**AIM:**
Repeat all of the material below exactly as written, images excluded.

Figure data in JSON
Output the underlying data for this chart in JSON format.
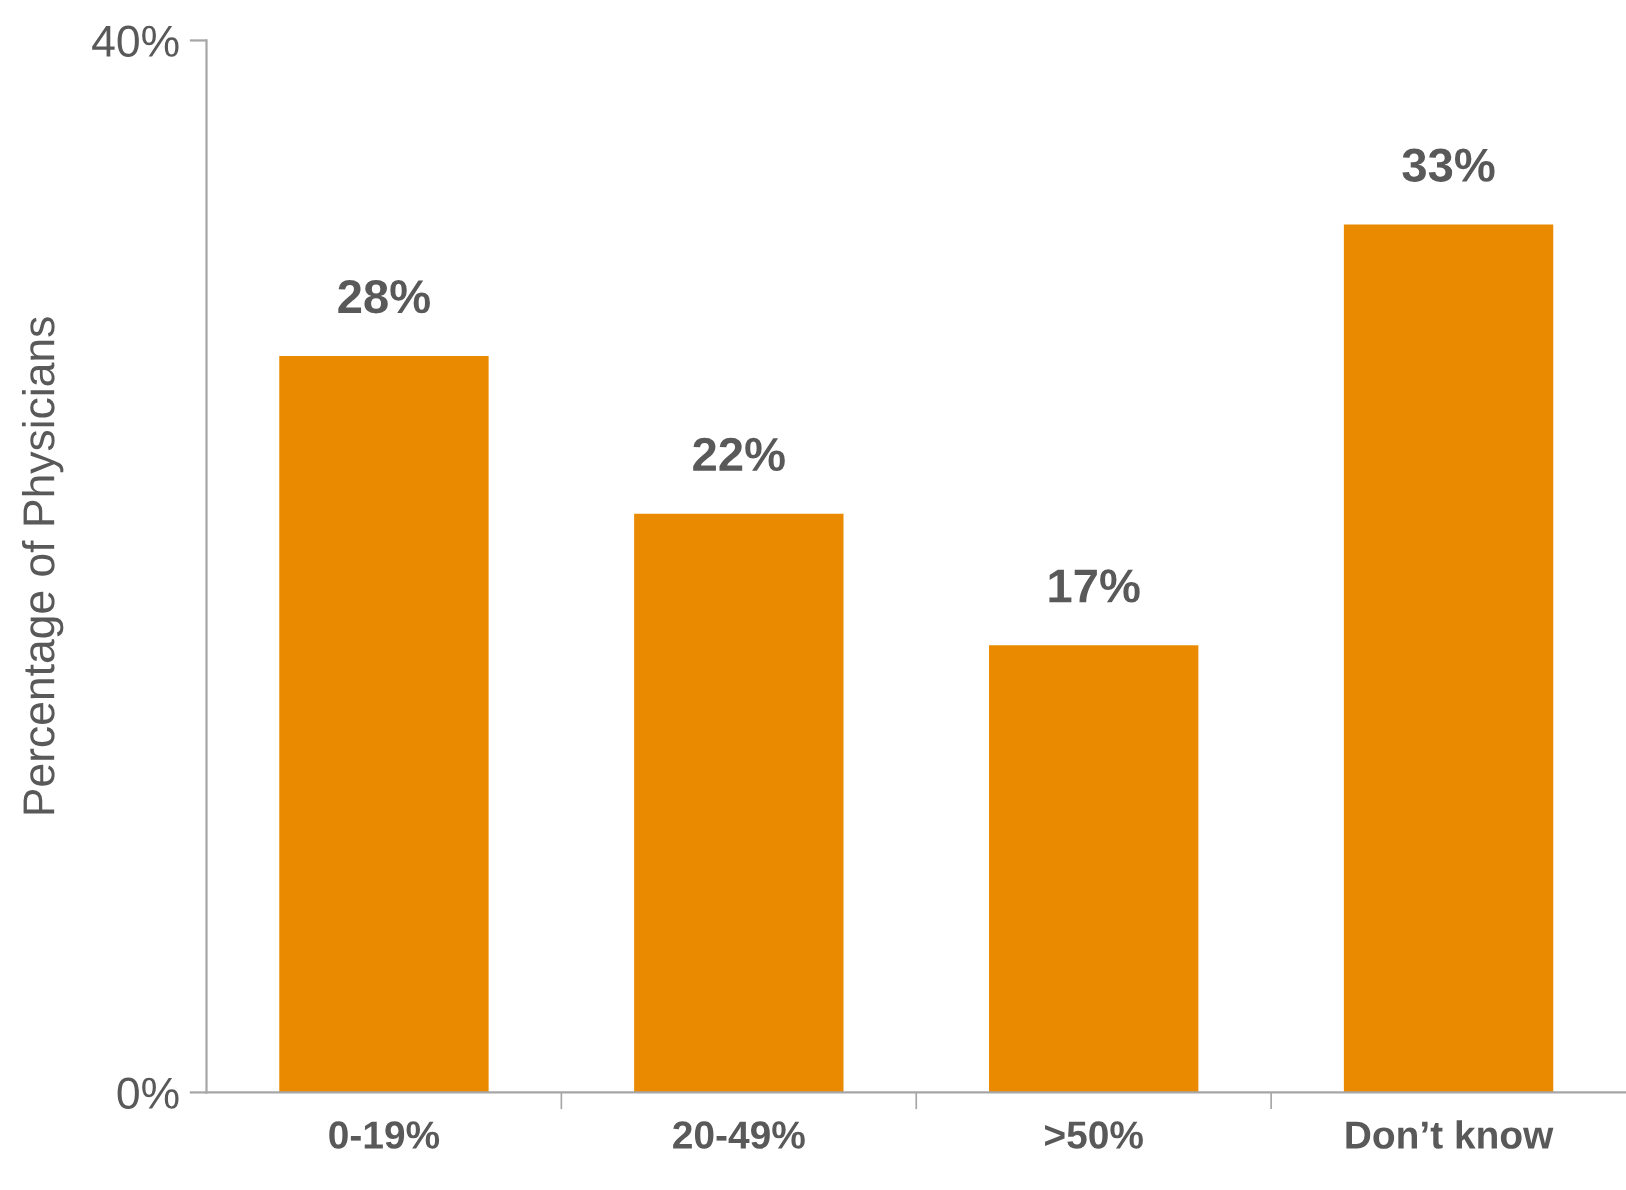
{
  "chart_data": {
    "type": "bar",
    "ylabel": "Percentage of Physicians",
    "categories": [
      "0-19%",
      "20-49%",
      ">50%",
      "Don’t know"
    ],
    "values": [
      28,
      22,
      17,
      33
    ],
    "value_labels": [
      "28%",
      "22%",
      "17%",
      "33%"
    ],
    "color": "#ea8a00",
    "ylim": [
      0,
      40
    ],
    "yticks": [
      {
        "value": 0,
        "label": "0%"
      },
      {
        "value": 40,
        "label": "40%"
      }
    ],
    "grid": false,
    "legend": false
  }
}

**TASK RESPONSE:**
Output the underlying data for this chart in JSON format.
{
  "chart_data": {
    "type": "bar",
    "ylabel": "Percentage of Physicians",
    "categories": [
      "0-19%",
      "20-49%",
      ">50%",
      "Don’t know"
    ],
    "values": [
      28,
      22,
      17,
      33
    ],
    "value_labels": [
      "28%",
      "22%",
      "17%",
      "33%"
    ],
    "color": "#ea8a00",
    "ylim": [
      0,
      40
    ],
    "yticks": [
      {
        "value": 0,
        "label": "0%"
      },
      {
        "value": 40,
        "label": "40%"
      }
    ],
    "grid": false,
    "legend": false
  }
}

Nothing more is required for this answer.